◆ Set exercise ◆
Check each line of the material below for "ГОСТ", then copy the ones that contain it.

◆ Given data ◆
--- --- ---

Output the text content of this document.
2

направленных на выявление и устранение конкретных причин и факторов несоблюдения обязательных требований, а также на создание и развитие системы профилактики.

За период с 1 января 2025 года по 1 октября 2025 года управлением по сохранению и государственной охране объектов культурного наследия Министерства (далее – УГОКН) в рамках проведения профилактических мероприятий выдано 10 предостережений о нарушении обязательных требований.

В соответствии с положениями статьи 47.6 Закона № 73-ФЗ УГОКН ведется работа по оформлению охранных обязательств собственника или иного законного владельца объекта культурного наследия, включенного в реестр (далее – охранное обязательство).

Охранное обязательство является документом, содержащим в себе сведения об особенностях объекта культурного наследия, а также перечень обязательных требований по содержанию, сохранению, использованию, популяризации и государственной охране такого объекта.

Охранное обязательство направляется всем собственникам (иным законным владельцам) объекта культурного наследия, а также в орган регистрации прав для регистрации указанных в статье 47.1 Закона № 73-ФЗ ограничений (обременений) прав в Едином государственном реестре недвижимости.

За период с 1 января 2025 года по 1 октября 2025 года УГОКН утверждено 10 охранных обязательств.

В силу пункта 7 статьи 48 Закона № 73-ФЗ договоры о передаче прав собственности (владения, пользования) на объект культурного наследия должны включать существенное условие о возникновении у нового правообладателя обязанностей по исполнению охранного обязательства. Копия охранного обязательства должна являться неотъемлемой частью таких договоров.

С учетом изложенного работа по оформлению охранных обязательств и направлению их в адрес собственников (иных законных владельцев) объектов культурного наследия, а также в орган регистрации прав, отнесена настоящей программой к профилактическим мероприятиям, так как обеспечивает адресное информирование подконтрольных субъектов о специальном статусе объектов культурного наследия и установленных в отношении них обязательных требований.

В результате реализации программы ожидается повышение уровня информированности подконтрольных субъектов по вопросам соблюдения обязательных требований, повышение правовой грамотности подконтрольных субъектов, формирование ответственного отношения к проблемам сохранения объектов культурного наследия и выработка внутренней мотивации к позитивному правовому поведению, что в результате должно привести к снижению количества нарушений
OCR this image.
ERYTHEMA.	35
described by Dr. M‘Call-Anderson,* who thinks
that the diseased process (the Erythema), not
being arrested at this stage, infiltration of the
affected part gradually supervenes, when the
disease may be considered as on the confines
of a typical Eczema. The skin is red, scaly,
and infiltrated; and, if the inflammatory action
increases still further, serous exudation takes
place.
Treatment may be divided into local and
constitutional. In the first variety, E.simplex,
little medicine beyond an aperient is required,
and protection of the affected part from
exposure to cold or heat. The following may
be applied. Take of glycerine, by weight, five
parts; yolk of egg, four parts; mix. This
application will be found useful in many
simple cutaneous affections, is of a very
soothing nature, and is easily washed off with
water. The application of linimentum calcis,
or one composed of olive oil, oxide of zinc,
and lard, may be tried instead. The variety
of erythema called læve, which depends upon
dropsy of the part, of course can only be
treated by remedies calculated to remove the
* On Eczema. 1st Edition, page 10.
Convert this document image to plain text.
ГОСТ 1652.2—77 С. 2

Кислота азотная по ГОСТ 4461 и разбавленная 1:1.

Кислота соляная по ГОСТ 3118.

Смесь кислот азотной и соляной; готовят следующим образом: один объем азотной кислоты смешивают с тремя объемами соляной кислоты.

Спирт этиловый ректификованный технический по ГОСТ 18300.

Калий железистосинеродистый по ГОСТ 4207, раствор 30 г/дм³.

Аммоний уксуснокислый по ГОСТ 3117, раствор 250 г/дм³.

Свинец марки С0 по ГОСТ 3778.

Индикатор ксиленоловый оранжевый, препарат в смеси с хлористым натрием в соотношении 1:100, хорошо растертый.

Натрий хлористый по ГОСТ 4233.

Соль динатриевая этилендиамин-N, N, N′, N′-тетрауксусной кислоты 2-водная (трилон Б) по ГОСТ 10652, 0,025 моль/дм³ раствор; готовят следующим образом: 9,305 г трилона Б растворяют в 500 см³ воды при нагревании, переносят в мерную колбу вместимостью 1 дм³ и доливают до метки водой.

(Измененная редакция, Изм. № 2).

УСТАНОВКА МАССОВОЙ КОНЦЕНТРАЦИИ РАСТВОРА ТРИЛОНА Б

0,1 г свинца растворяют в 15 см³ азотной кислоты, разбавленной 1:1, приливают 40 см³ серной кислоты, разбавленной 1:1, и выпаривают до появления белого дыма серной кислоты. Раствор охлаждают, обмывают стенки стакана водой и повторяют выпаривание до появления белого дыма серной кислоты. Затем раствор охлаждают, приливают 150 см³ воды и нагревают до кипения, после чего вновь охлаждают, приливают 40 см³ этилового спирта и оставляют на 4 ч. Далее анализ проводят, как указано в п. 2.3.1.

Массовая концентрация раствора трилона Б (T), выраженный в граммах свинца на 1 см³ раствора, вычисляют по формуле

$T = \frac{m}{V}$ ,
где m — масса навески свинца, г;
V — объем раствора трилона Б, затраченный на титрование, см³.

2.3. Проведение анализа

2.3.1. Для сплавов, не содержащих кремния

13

--- --- ---

◆ Result of the task ◆
ГОСТ 1652.2—77 С. 2
Кислота азотная по ГОСТ 4461 и разбавленная 1:1.
Кислота соляная по ГОСТ 3118.
Спирт этиловый ректификованный технический по ГОСТ 18300.
Калий железистосинеродистый по ГОСТ 4207, раствор 30 г/дм³.
Аммоний уксуснокислый по ГОСТ 3117, раствор 250 г/дм³.
Свинец марки С0 по ГОСТ 3778.
Натрий хлористый по ГОСТ 4233.
Соль динатриевая этилендиамин-N, N, N′, N′-тетрауксусной кислоты 2-водная (трилон Б) по ГОСТ 10652, 0,025 моль/дм³ раствор; готовят следующим образом: 9,305 г трилона Б растворяют в 500 см³ воды при нагревании, переносят в мерную колбу вместимостью 1 дм³ и доливают до метки водой.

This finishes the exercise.